### INSTRUCTION
Without the pictures, set down every line of the data exactly.

(Figure contents as structured data)
>> begin

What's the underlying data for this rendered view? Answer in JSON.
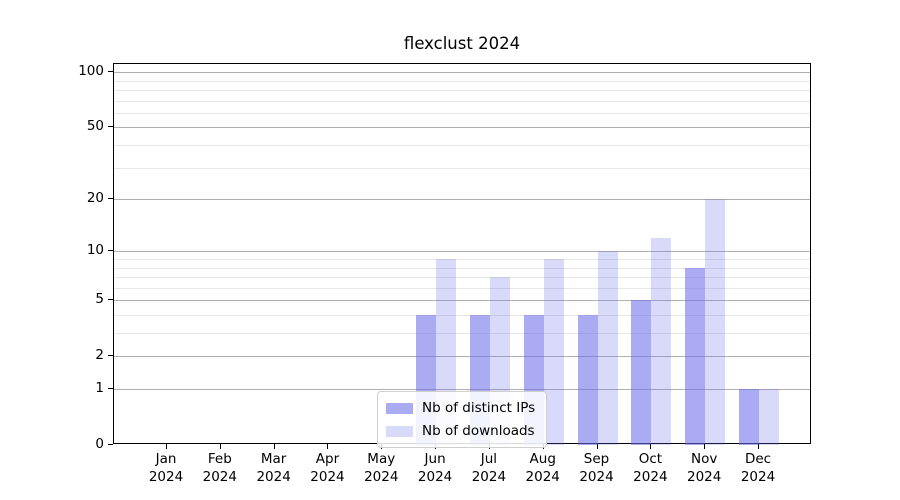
{
  "chart_data": {
    "type": "bar",
    "title": "flexclust 2024",
    "categories": [
      "Jan",
      "Feb",
      "Mar",
      "Apr",
      "May",
      "Jun",
      "Jul",
      "Aug",
      "Sep",
      "Oct",
      "Nov",
      "Dec"
    ],
    "x_tick_year": "2024",
    "series": [
      {
        "name": "Nb of distinct IPs",
        "color": "rgba(110,110,235,0.58)",
        "values": [
          0,
          0,
          0,
          0,
          0,
          4,
          4,
          4,
          4,
          5,
          8,
          1
        ]
      },
      {
        "name": "Nb of downloads",
        "color": "rgba(110,110,235,0.26)",
        "values": [
          0,
          0,
          0,
          0,
          0,
          9,
          7,
          9,
          10,
          12,
          20,
          1
        ]
      }
    ],
    "yscale": "log1p",
    "ylim": [
      0,
      100
    ],
    "y_major_ticks": [
      0,
      1,
      2,
      5,
      10,
      20,
      50,
      100
    ],
    "y_minor_gridlines": [
      3,
      4,
      6,
      7,
      8,
      9,
      30,
      40,
      60,
      70,
      80,
      90
    ],
    "grid": true,
    "legend": {
      "position": "lower center"
    },
    "colors": {
      "grid_major": "#b0b0b0",
      "grid_minor": "#e7e7e7",
      "spine": "#000000",
      "background": "#ffffff",
      "bar_base": "#6e6eeb"
    }
  }
}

>> end

### REPLY
What's the underlying data for this rendered view? Answer in JSON.
{
  "chart_data": {
    "type": "bar",
    "title": "flexclust 2024",
    "categories": [
      "Jan",
      "Feb",
      "Mar",
      "Apr",
      "May",
      "Jun",
      "Jul",
      "Aug",
      "Sep",
      "Oct",
      "Nov",
      "Dec"
    ],
    "x_tick_year": "2024",
    "series": [
      {
        "name": "Nb of distinct IPs",
        "color": "rgba(110,110,235,0.58)",
        "values": [
          0,
          0,
          0,
          0,
          0,
          4,
          4,
          4,
          4,
          5,
          8,
          1
        ]
      },
      {
        "name": "Nb of downloads",
        "color": "rgba(110,110,235,0.26)",
        "values": [
          0,
          0,
          0,
          0,
          0,
          9,
          7,
          9,
          10,
          12,
          20,
          1
        ]
      }
    ],
    "yscale": "log1p",
    "ylim": [
      0,
      100
    ],
    "y_major_ticks": [
      0,
      1,
      2,
      5,
      10,
      20,
      50,
      100
    ],
    "y_minor_gridlines": [
      3,
      4,
      6,
      7,
      8,
      9,
      30,
      40,
      60,
      70,
      80,
      90
    ],
    "grid": true,
    "legend": {
      "position": "lower center"
    },
    "colors": {
      "grid_major": "#b0b0b0",
      "grid_minor": "#e7e7e7",
      "spine": "#000000",
      "background": "#ffffff",
      "bar_base": "#6e6eeb"
    }
  }
}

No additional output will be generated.